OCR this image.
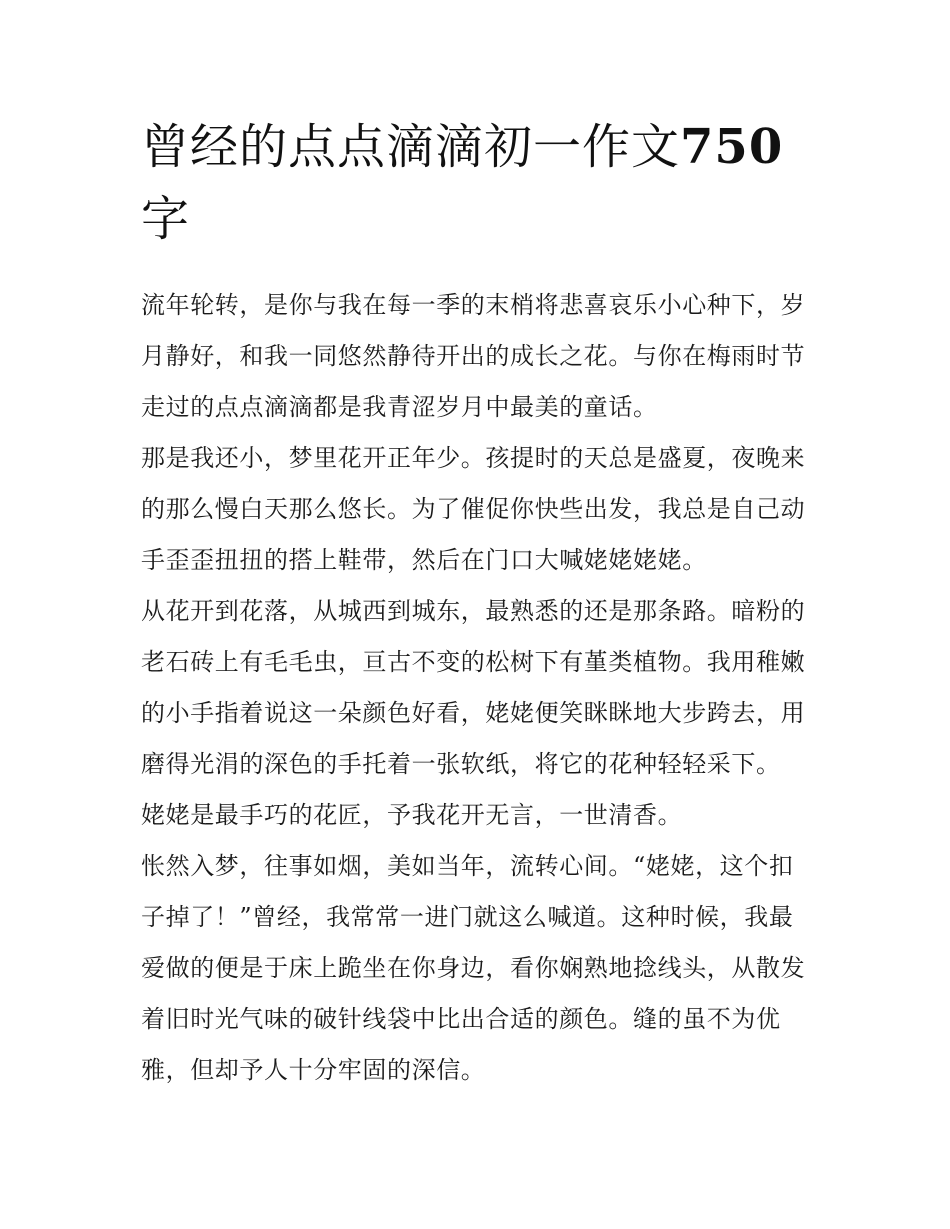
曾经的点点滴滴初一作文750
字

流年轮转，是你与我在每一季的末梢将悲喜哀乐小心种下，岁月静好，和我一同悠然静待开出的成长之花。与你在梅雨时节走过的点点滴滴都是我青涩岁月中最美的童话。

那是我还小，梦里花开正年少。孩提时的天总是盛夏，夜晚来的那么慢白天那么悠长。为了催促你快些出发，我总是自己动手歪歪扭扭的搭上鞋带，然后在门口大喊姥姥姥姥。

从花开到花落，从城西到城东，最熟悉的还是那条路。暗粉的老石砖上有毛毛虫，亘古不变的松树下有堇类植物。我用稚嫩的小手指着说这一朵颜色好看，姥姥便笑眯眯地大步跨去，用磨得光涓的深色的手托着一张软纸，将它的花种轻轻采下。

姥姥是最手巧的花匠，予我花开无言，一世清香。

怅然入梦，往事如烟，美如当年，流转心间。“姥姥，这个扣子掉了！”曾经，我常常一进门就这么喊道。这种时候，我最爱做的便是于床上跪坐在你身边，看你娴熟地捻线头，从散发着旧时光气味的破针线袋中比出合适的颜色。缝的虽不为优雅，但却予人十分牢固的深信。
---
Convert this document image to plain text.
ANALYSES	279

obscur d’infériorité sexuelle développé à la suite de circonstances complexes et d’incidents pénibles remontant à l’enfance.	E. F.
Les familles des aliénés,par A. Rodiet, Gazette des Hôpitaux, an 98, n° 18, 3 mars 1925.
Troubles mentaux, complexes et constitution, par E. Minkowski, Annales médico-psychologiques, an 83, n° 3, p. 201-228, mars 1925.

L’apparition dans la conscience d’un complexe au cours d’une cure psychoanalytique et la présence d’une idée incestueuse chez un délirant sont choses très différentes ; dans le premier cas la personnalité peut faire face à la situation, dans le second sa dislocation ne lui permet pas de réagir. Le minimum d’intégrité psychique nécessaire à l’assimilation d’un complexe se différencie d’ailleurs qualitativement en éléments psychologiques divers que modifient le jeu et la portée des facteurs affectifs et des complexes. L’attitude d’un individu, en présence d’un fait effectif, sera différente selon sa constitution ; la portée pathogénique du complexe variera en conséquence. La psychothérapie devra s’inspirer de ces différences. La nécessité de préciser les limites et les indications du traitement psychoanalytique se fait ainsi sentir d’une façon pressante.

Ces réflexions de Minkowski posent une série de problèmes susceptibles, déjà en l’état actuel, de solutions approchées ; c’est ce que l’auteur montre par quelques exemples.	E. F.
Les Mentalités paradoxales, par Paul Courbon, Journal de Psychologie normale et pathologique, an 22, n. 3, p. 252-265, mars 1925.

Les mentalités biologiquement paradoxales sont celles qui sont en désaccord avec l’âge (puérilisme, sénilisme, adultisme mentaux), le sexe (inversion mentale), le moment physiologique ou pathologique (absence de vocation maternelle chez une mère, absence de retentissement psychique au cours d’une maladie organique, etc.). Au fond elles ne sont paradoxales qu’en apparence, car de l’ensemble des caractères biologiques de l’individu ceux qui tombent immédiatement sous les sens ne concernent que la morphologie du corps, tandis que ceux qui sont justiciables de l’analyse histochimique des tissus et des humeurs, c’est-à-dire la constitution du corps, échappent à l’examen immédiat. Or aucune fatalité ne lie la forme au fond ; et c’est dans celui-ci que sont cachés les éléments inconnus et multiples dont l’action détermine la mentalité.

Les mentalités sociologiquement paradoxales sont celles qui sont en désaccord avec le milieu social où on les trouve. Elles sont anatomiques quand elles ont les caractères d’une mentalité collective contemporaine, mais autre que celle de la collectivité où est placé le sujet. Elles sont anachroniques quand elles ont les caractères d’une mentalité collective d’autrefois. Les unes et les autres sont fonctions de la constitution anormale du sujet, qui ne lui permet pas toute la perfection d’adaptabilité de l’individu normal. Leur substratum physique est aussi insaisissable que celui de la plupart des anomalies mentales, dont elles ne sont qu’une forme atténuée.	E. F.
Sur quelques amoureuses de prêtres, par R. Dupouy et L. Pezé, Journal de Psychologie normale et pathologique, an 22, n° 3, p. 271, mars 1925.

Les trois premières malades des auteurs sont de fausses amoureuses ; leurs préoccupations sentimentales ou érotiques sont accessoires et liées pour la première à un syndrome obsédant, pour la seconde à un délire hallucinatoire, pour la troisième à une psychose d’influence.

### Goal
Across the records, count the lines holding the string "elles". Give the number and stop.

### Task solution
2